* [What is required]:
Every line of the material is to be quoted verbatim, minus the pictures.

* [Records for the exercise]:

>> begin

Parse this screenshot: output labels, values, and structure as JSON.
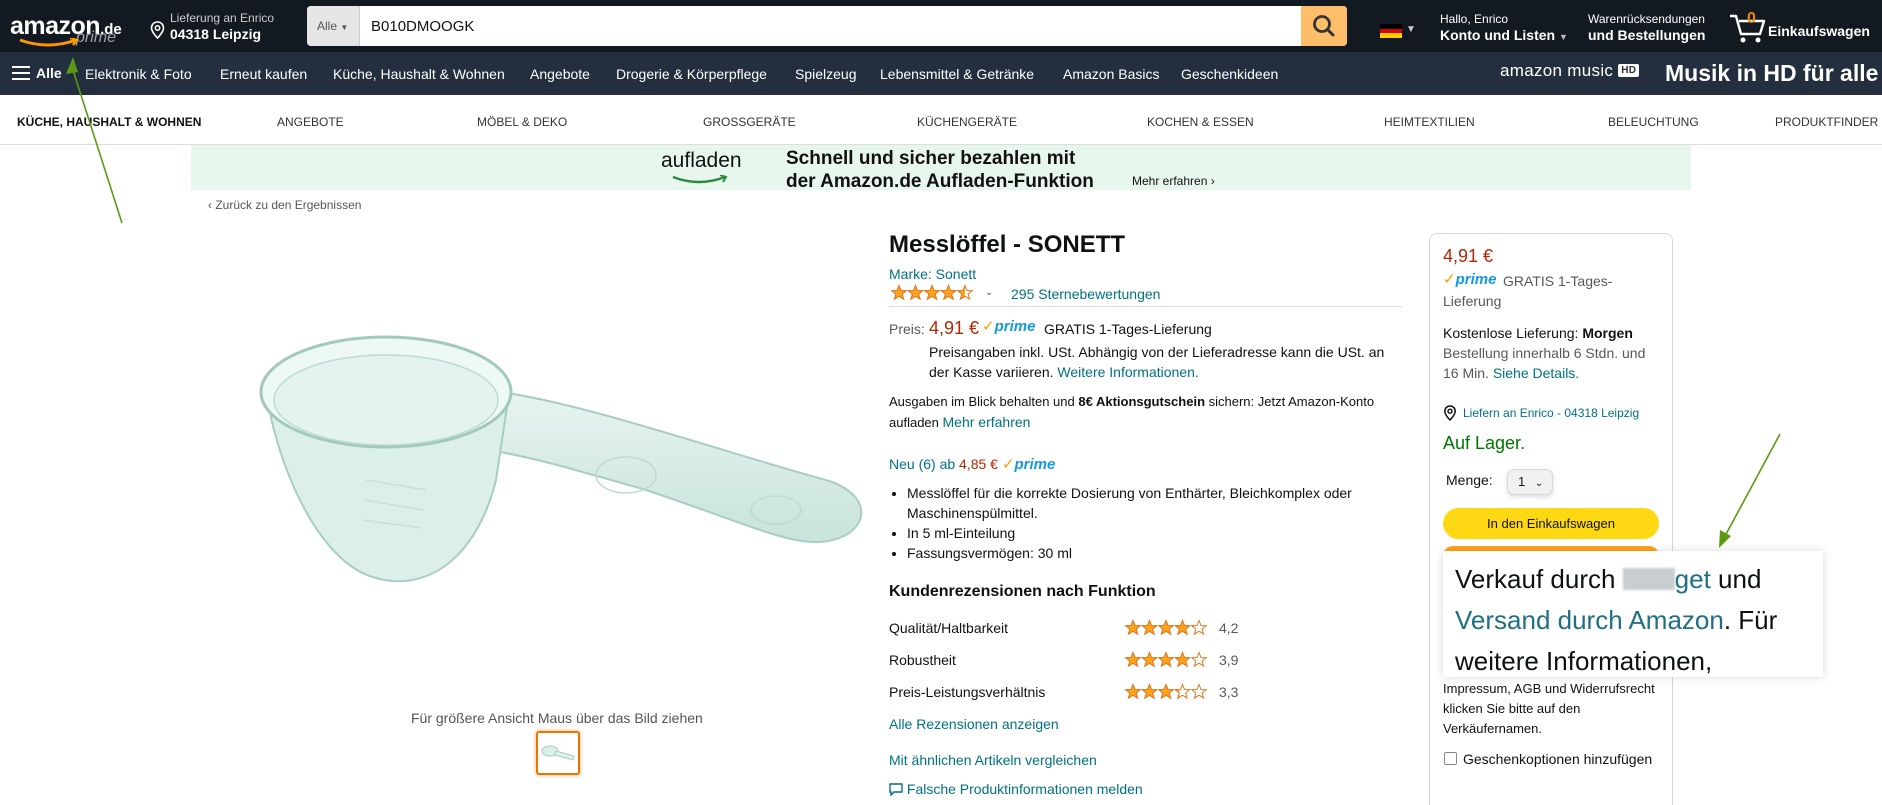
{
  "header": {
    "logo_word": "amazon",
    "logo_tld": ".de",
    "logo_prime": "prime",
    "deliver_line1": "Lieferung an Enrico",
    "deliver_line2": "04318 Leipzig",
    "search_category": "Alle",
    "search_value": "B010DMOOGK",
    "account_line1": "Hallo, Enrico",
    "account_line2": "Konto und Listen",
    "orders_line1": "Warenrücksendungen",
    "orders_line2": "und Bestellungen",
    "cart_count": "0",
    "cart_label": "Einkaufswagen"
  },
  "nav": {
    "all_label": "Alle",
    "items": [
      "Elektronik & Foto",
      "Erneut kaufen",
      "Küche, Haushalt & Wohnen",
      "Angebote",
      "Drogerie & Körperpflege",
      "Spielzeug",
      "Lebensmittel & Getränke",
      "Amazon Basics",
      "Geschenkideen"
    ],
    "music_logo": "amazon music",
    "music_hd": "HD",
    "music_promo": "Musik in HD für alle"
  },
  "subnav": {
    "items": [
      "Küche, Haushalt & Wohnen",
      "Angebote",
      "Möbel & Deko",
      "Großgeräte",
      "Küchengeräte",
      "Kochen & Essen",
      "Heimtextilien",
      "Beleuchtung",
      "Produktfinder"
    ]
  },
  "banner": {
    "brand": "aufladen",
    "text_line1": "Schnell und sicher bezahlen mit",
    "text_line2": "der Amazon.de Aufladen-Funktion",
    "more": "Mehr erfahren ›"
  },
  "back_link": "‹ Zurück zu den Ergebnissen",
  "image_hint": "Für größere Ansicht Maus über das Bild ziehen",
  "product": {
    "title": "Messlöffel - SONETT",
    "brand_link": "Marke: Sonett",
    "rating": 4.5,
    "rating_count": "295 Sternebewertungen",
    "price_label": "Preis:",
    "price": "4,91 €",
    "prime_label": "prime",
    "free_delivery": "GRATIS 1-Tages-Lieferung",
    "tax_text": "Preisangaben inkl. USt. Abhängig von der Lieferadresse kann die USt. an der Kasse variieren.",
    "tax_link": "Weitere Informationen.",
    "promo_pre": "Ausgaben im Blick behalten und ",
    "promo_bold": "8€ Aktionsgutschein",
    "promo_post": " sichern: Jetzt Amazon-Konto aufladen ",
    "promo_link": "Mehr erfahren",
    "new_offers": "Neu (6) ab ",
    "new_offers_price": "4,85 €",
    "bullets": [
      "Messlöffel für die korrekte Dosierung von Enthärter, Bleichkomplex oder Maschinenspülmittel.",
      "In 5 ml-Einteilung",
      "Fassungsvermögen: 30 ml"
    ],
    "reviews_heading": "Kundenrezensionen nach Funktion",
    "features": [
      {
        "name": "Qualität/Haltbarkeit",
        "rating": 4.2,
        "value": "4,2"
      },
      {
        "name": "Robustheit",
        "rating": 3.9,
        "value": "3,9"
      },
      {
        "name": "Preis-Leistungsverhältnis",
        "rating": 3.3,
        "value": "3,3"
      }
    ],
    "all_reviews": "Alle Rezensionen anzeigen",
    "compare": "Mit ähnlichen Artikeln vergleichen",
    "report": "Falsche Produktinformationen melden"
  },
  "buybox": {
    "price": "4,91 €",
    "prime_label": "prime",
    "free_delivery": "GRATIS 1-Tages-Lieferung",
    "delivery_lead": "Kostenlose Lieferung: ",
    "delivery_day": "Morgen",
    "delivery_order": "Bestellung innerhalb 6 Stdn. und 16 Min. ",
    "delivery_link": "Siehe Details.",
    "location": "Liefern an Enrico - 04318 Leipzig",
    "stock": "Auf Lager.",
    "qty_label": "Menge:",
    "qty_value": "1",
    "add_to_cart": "In den Einkaufswagen",
    "legal": "Impressum, AGB und Widerrufsrecht klicken Sie bitte auf den Verkäufernamen.",
    "gift": "Geschenkoptionen hinzufügen"
  },
  "zoom": {
    "line1_pre": "Verkauf durch ",
    "line1_link": "get",
    "line1_post": " und",
    "line2_link": "Versand durch Amazon",
    "line2_post": ". Für",
    "line3": "weitere Informationen,"
  },
  "colors": {
    "nav_dark": "#131921",
    "nav_main": "#232f3e",
    "price_red": "#b12704",
    "link_teal": "#007185",
    "stock_green": "#007600",
    "cart_yellow": "#ffd814",
    "star_orange": "#ffa41c",
    "arrow_green": "#5a9a13"
  }
}
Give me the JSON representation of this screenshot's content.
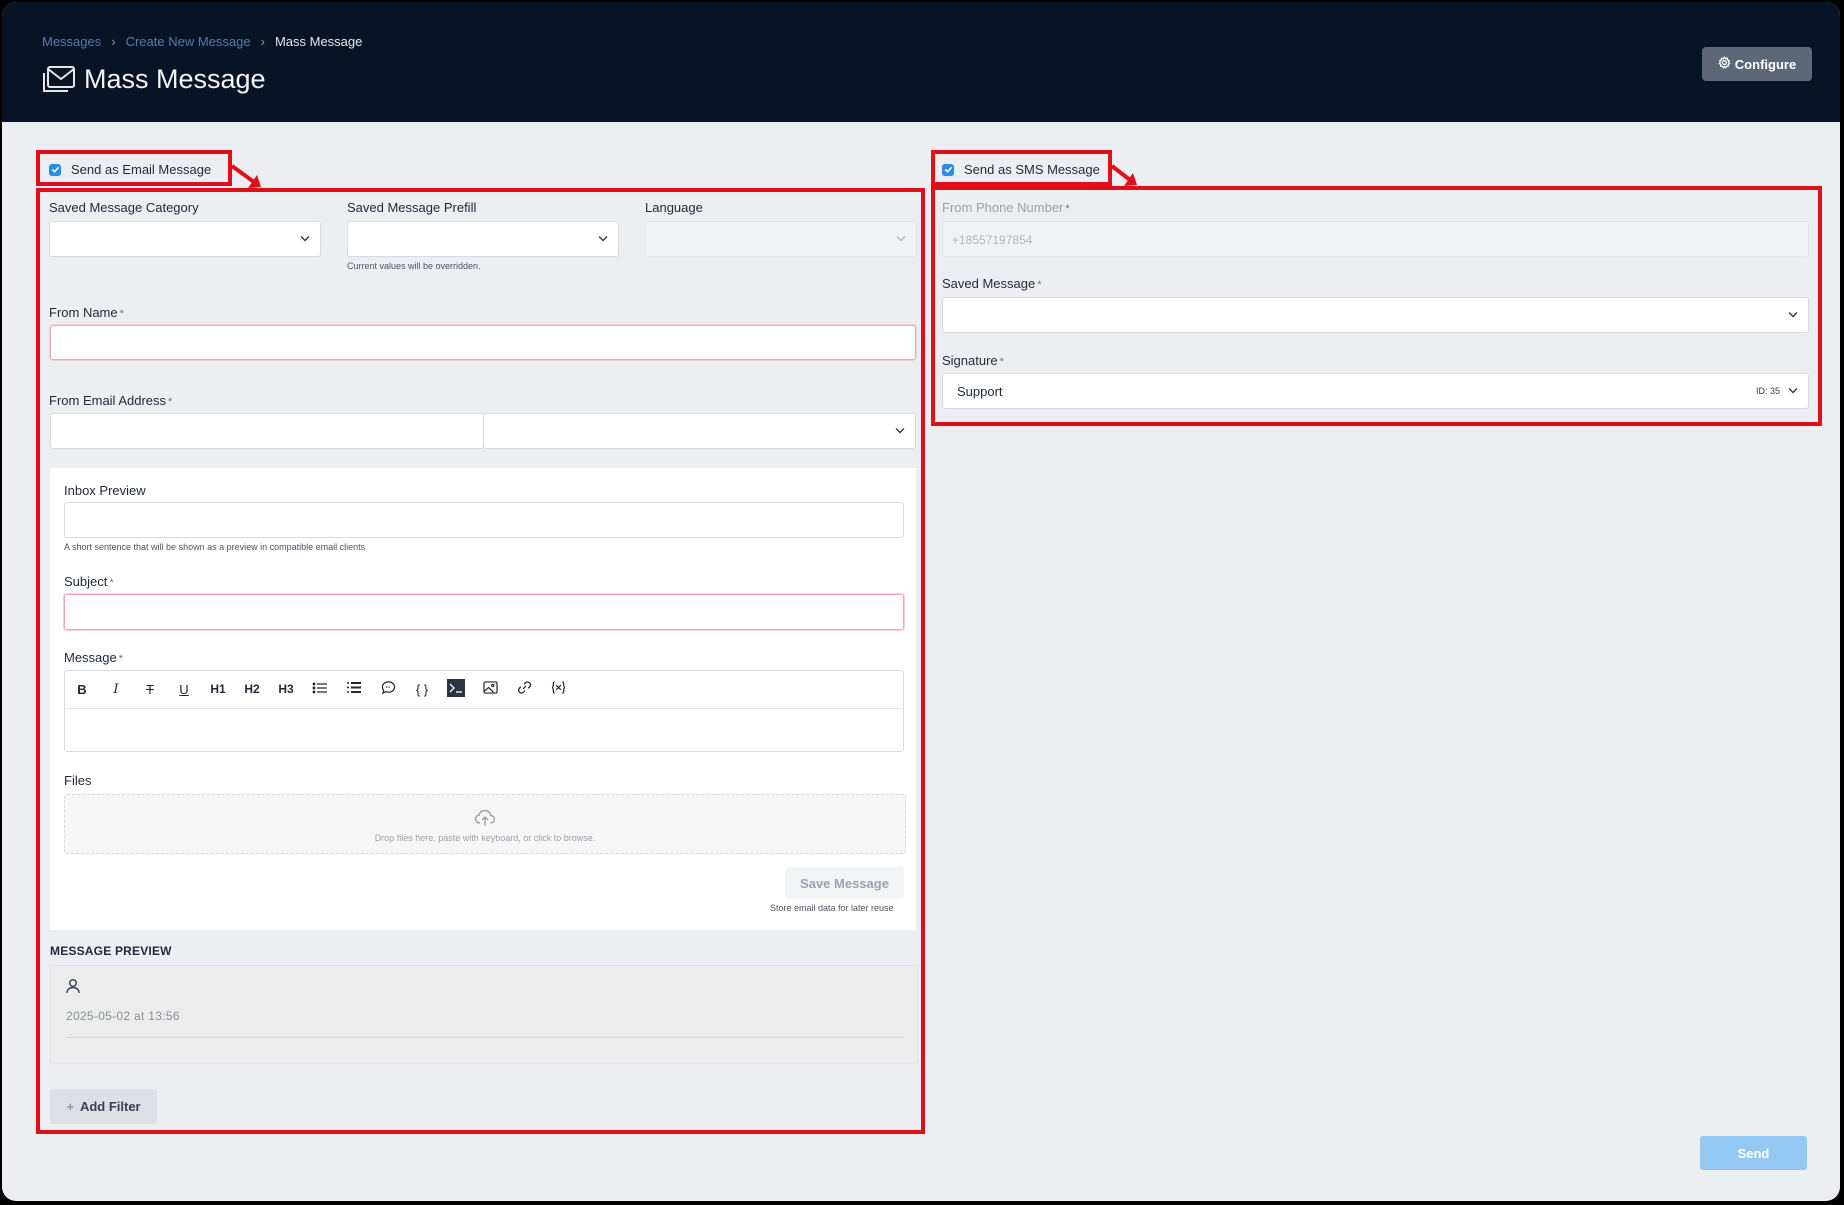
{
  "header": {
    "breadcrumb": [
      "Messages",
      "Create New Message",
      "Mass Message"
    ],
    "breadcrumb_separator": "›",
    "title": "Mass Message",
    "configure_label": "Configure"
  },
  "email": {
    "checkbox_label": "Send as Email Message",
    "checked": true,
    "saved_category_label": "Saved Message Category",
    "saved_prefill_label": "Saved Message Prefill",
    "prefill_help": "Current values will be overridden.",
    "language_label": "Language",
    "from_name_label": "From Name",
    "from_email_label": "From Email Address",
    "inbox_preview_label": "Inbox Preview",
    "inbox_preview_help": "A short sentence that will be shown as a preview in compatible email clients",
    "subject_label": "Subject",
    "message_label": "Message",
    "toolbar": {
      "bold": "B",
      "italic": "I",
      "strike": "T",
      "underline": "U",
      "h1": "H1",
      "h2": "H2",
      "h3": "H3",
      "code": "{ }"
    },
    "files_label": "Files",
    "dropzone_text": "Drop files here, paste with keyboard, or click to browse.",
    "save_message_label": "Save Message",
    "save_message_help": "Store email data for later reuse",
    "preview_title": "MESSAGE PREVIEW",
    "preview_date": "2025-05-02 at 13:56",
    "add_filter_label": "Add Filter",
    "add_filter_plus": "+"
  },
  "sms": {
    "checkbox_label": "Send as SMS Message",
    "checked": true,
    "from_phone_label": "From Phone Number",
    "from_phone_placeholder": "+18557197854",
    "saved_message_label": "Saved Message",
    "signature_label": "Signature",
    "signature_value": "Support",
    "signature_id": "ID: 35"
  },
  "required_mark": "*",
  "send_label": "Send",
  "colors": {
    "header_bg": "#061426",
    "annotation_red": "#e0101a",
    "checkbox_blue": "#2b8be6",
    "send_disabled": "#93c8f3"
  }
}
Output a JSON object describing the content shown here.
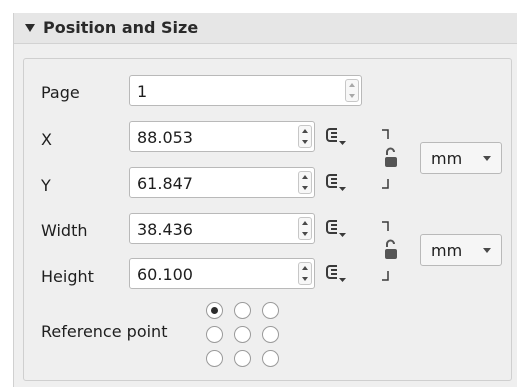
{
  "section": {
    "title": "Position and Size"
  },
  "page": {
    "label": "Page",
    "value": "1"
  },
  "x": {
    "label": "X",
    "value": "88.053"
  },
  "y": {
    "label": "Y",
    "value": "61.847"
  },
  "width": {
    "label": "Width",
    "value": "38.436"
  },
  "height": {
    "label": "Height",
    "value": "60.100"
  },
  "position_units": {
    "value": "mm"
  },
  "size_units": {
    "value": "mm"
  },
  "reference_point": {
    "label": "Reference point",
    "selected": "top-left",
    "options": [
      "top-left",
      "top-center",
      "top-right",
      "middle-left",
      "center",
      "middle-right",
      "bottom-left",
      "bottom-center",
      "bottom-right"
    ]
  },
  "icons": {
    "collapse": "triangle-down-icon",
    "data_defined": "data-defined-override-icon",
    "lock": "chain-lock-icon"
  }
}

>> end

* [Solution]:
Parse this screenshot: output labels, values, and structure as JSON.
{
  "header": {
    "logo_word": "amazon",
    "logo_tld": ".de",
    "logo_prime": "prime",
    "deliver_line1": "Lieferung an Enrico",
    "deliver_line2": "04318 Leipzig",
    "search_category": "Alle",
    "search_value": "B010DMOOGK",
    "account_line1": "Hallo, Enrico",
    "account_line2": "Konto und Listen",
    "orders_line1": "Warenrücksendungen",
    "orders_line2": "und Bestellungen",
    "cart_count": "0",
    "cart_label": "Einkaufswagen"
  },
  "nav": {
    "all_label": "Alle",
    "items": [
      "Elektronik & Foto",
      "Erneut kaufen",
      "Küche, Haushalt & Wohnen",
      "Angebote",
      "Drogerie & Körperpflege",
      "Spielzeug",
      "Lebensmittel & Getränke",
      "Amazon Basics",
      "Geschenkideen"
    ],
    "music_logo": "amazon music",
    "music_hd": "HD",
    "music_promo": "Musik in HD für alle"
  },
  "subnav": {
    "items": [
      "Küche, Haushalt & Wohnen",
      "Angebote",
      "Möbel & Deko",
      "Großgeräte",
      "Küchengeräte",
      "Kochen & Essen",
      "Heimtextilien",
      "Beleuchtung",
      "Produktfinder"
    ]
  },
  "banner": {
    "brand": "aufladen",
    "text_line1": "Schnell und sicher bezahlen mit",
    "text_line2": "der Amazon.de Aufladen-Funktion",
    "more": "Mehr erfahren ›"
  },
  "back_link": "‹ Zurück zu den Ergebnissen",
  "image_hint": "Für größere Ansicht Maus über das Bild ziehen",
  "product": {
    "title": "Messlöffel - SONETT",
    "brand_link": "Marke: Sonett",
    "rating": 4.5,
    "rating_count": "295 Sternebewertungen",
    "price_label": "Preis:",
    "price": "4,91 €",
    "prime_label": "prime",
    "free_delivery": "GRATIS 1-Tages-Lieferung",
    "tax_text": "Preisangaben inkl. USt. Abhängig von der Lieferadresse kann die USt. an der Kasse variieren.",
    "tax_link": "Weitere Informationen.",
    "promo_pre": "Ausgaben im Blick behalten und ",
    "promo_bold": "8€ Aktionsgutschein",
    "promo_post": " sichern: Jetzt Amazon-Konto aufladen ",
    "promo_link": "Mehr erfahren",
    "new_offers": "Neu (6) ab ",
    "new_offers_price": "4,85 €",
    "bullets": [
      "Messlöffel für die korrekte Dosierung von Enthärter, Bleichkomplex oder Maschinenspülmittel.",
      "In 5 ml-Einteilung",
      "Fassungsvermögen: 30 ml"
    ],
    "reviews_heading": "Kundenrezensionen nach Funktion",
    "features": [
      {
        "name": "Qualität/Haltbarkeit",
        "rating": 4.2,
        "value": "4,2"
      },
      {
        "name": "Robustheit",
        "rating": 3.9,
        "value": "3,9"
      },
      {
        "name": "Preis-Leistungsverhältnis",
        "rating": 3.3,
        "value": "3,3"
      }
    ],
    "all_reviews": "Alle Rezensionen anzeigen",
    "compare": "Mit ähnlichen Artikeln vergleichen",
    "report": "Falsche Produktinformationen melden"
  },
  "buybox": {
    "price": "4,91 €",
    "prime_label": "prime",
    "free_delivery": "GRATIS 1-Tages-Lieferung",
    "delivery_lead": "Kostenlose Lieferung: ",
    "delivery_day": "Morgen",
    "delivery_order": "Bestellung innerhalb 6 Stdn. und 16 Min. ",
    "delivery_link": "Siehe Details.",
    "location": "Liefern an Enrico - 04318 Leipzig",
    "stock": "Auf Lager.",
    "qty_label": "Menge:",
    "qty_value": "1",
    "add_to_cart": "In den Einkaufswagen",
    "legal": "Impressum, AGB und Widerrufsrecht klicken Sie bitte auf den Verkäufernamen.",
    "gift": "Geschenkoptionen hinzufügen"
  },
  "zoom": {
    "line1_pre": "Verkauf durch ",
    "line1_link": "get",
    "line1_post": " und",
    "line2_link": "Versand durch Amazon",
    "line2_post": ". Für",
    "line3": "weitere Informationen,"
  },
  "colors": {
    "nav_dark": "#131921",
    "nav_main": "#232f3e",
    "price_red": "#b12704",
    "link_teal": "#007185",
    "stock_green": "#007600",
    "cart_yellow": "#ffd814",
    "star_orange": "#ffa41c",
    "arrow_green": "#5a9a13"
  }
}
Give me the JSON representation of this screenshot's content.
{
  "header": {
    "breadcrumb": [
      "Messages",
      "Create New Message",
      "Mass Message"
    ],
    "breadcrumb_separator": "›",
    "title": "Mass Message",
    "configure_label": "Configure"
  },
  "email": {
    "checkbox_label": "Send as Email Message",
    "checked": true,
    "saved_category_label": "Saved Message Category",
    "saved_prefill_label": "Saved Message Prefill",
    "prefill_help": "Current values will be overridden.",
    "language_label": "Language",
    "from_name_label": "From Name",
    "from_email_label": "From Email Address",
    "inbox_preview_label": "Inbox Preview",
    "inbox_preview_help": "A short sentence that will be shown as a preview in compatible email clients",
    "subject_label": "Subject",
    "message_label": "Message",
    "toolbar": {
      "bold": "B",
      "italic": "I",
      "strike": "T",
      "underline": "U",
      "h1": "H1",
      "h2": "H2",
      "h3": "H3",
      "code": "{ }"
    },
    "files_label": "Files",
    "dropzone_text": "Drop files here, paste with keyboard, or click to browse.",
    "save_message_label": "Save Message",
    "save_message_help": "Store email data for later reuse",
    "preview_title": "MESSAGE PREVIEW",
    "preview_date": "2025-05-02 at 13:56",
    "add_filter_label": "Add Filter",
    "add_filter_plus": "+"
  },
  "sms": {
    "checkbox_label": "Send as SMS Message",
    "checked": true,
    "from_phone_label": "From Phone Number",
    "from_phone_placeholder": "+18557197854",
    "saved_message_label": "Saved Message",
    "signature_label": "Signature",
    "signature_value": "Support",
    "signature_id": "ID: 35"
  },
  "required_mark": "*",
  "send_label": "Send",
  "colors": {
    "header_bg": "#061426",
    "annotation_red": "#e0101a",
    "checkbox_blue": "#2b8be6",
    "send_disabled": "#93c8f3"
  }
}
Output a JSON object describing the content shown here.
{
  "section": {
    "title": "Position and Size"
  },
  "page": {
    "label": "Page",
    "value": "1"
  },
  "x": {
    "label": "X",
    "value": "88.053"
  },
  "y": {
    "label": "Y",
    "value": "61.847"
  },
  "width": {
    "label": "Width",
    "value": "38.436"
  },
  "height": {
    "label": "Height",
    "value": "60.100"
  },
  "position_units": {
    "value": "mm"
  },
  "size_units": {
    "value": "mm"
  },
  "reference_point": {
    "label": "Reference point",
    "selected": "top-left",
    "options": [
      "top-left",
      "top-center",
      "top-right",
      "middle-left",
      "center",
      "middle-right",
      "bottom-left",
      "bottom-center",
      "bottom-right"
    ]
  },
  "icons": {
    "collapse": "triangle-down-icon",
    "data_defined": "data-defined-override-icon",
    "lock": "chain-lock-icon"
  }
}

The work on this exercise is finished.